DOCUMENT TEXT —
| HN Mirror

Y	Hacker News new \| ask \| show \| jobs

by incomingpain 311 days ago

Python coding is practically the only usecase for local for me.

Cloud llm are able to run 1 trillion parameters and have all of python knowledge in a transparent rag that's 100gbit or faster. Of course they'll be the bestest on the block.

But when the new GPT coding benchmarks only barely behind grok 4 or gpt5 with high reasoning.

>Model(s) & size: exact name/version, and quantization (e.g., Q4_K_M).

My most reliable setup is Devstral + openhands. unsloth Q6_K_XL, 85,000 context, flash attention, kcache and vcache quant at Q8.

Second most reliable. GPT-OSS-20B + opencode. Default MXFP4, I can only load up 31,000 context or it fails?(still plenty but hoping this bug gets fixed), you cant use flash attention or kv or v quantization or it becomes dumb as rocks. This harmony stuff is annoying.

Still preliminary, just got working today, but testing is really good. Qwen3-30b-a3b-thinking-2507 + roo code or qwencode, 80,000 context, unsloth q4_k_xl, flash attention, kcache and vcache quant at Q8.

>Runtime/tooling: e.g., Ollama, LM studio, etc.

LM studio. I need vulkan for my setup. rocm is just a pain in the ass. They need to support way more linux distros.

24gb vram.

1 comments

briansun 310 days ago

Super useful config dump—thanks. Do you have wall‑clock numbers for prefill/gen tokens/sec and power draw on the 24GB card for those three setups? Also curious where quality starts to degrade vs. context length in your tests.

link

ENTRIES PROVIDED —
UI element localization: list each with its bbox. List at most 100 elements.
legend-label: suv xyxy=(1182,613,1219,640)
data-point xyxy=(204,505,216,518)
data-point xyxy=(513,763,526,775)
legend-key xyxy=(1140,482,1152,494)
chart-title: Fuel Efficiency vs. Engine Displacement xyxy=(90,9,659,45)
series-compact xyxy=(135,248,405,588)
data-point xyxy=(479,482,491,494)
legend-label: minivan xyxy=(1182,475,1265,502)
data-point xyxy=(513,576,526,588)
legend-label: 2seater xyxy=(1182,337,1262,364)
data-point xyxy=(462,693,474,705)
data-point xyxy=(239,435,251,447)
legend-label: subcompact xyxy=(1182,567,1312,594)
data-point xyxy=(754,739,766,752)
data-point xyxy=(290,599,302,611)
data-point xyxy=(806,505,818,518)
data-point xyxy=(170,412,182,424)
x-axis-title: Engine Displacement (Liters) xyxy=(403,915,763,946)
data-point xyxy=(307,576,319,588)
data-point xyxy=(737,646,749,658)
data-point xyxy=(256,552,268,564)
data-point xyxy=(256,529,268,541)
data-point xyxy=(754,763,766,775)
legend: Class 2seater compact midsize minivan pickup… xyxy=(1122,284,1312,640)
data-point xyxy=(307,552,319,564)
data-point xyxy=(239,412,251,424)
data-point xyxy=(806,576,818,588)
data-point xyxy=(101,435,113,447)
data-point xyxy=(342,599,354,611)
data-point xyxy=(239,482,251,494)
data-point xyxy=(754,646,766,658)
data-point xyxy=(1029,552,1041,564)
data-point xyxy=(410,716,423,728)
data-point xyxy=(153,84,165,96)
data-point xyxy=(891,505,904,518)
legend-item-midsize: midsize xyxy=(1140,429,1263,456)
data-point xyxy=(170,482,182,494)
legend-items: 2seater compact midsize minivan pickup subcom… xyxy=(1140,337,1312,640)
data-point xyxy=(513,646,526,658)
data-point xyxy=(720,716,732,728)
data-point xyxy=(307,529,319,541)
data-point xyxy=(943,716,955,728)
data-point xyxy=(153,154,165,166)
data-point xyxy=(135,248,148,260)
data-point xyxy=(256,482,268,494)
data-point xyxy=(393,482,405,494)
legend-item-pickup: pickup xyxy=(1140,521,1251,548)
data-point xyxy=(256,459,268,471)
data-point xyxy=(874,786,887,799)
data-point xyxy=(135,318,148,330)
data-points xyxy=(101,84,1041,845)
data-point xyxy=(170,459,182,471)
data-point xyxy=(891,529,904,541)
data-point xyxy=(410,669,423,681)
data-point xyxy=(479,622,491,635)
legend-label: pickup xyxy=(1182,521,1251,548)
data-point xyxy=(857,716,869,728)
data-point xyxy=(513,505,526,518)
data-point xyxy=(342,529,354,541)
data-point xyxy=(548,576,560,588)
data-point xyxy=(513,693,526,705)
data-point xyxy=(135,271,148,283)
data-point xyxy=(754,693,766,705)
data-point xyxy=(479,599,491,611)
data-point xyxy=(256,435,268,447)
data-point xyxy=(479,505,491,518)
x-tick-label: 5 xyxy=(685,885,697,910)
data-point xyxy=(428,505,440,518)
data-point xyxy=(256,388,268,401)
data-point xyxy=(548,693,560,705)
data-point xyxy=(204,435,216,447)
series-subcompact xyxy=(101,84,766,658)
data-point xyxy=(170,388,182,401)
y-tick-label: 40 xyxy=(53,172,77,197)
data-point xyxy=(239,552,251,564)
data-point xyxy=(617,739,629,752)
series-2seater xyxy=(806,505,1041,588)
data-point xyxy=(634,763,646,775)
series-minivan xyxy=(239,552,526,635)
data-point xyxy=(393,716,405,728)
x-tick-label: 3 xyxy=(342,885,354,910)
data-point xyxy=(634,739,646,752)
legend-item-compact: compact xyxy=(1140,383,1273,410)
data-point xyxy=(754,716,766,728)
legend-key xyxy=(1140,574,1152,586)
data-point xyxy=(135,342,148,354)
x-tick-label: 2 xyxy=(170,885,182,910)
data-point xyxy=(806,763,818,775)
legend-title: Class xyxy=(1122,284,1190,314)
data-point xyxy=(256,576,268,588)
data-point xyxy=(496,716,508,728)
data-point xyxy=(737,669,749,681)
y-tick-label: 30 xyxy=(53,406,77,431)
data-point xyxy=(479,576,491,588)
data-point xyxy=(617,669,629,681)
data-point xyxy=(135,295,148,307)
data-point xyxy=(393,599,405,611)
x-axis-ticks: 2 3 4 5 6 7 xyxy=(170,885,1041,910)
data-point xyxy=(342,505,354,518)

EXERCISE AIM —
In the Hacker News thread on local coding models, why does the poster use LM Studio as the runtime?

SOLUTION BELOW —
The poster's setup needs Vulkan, and ROCm is described as a pain to use that should support many more Linux distributions.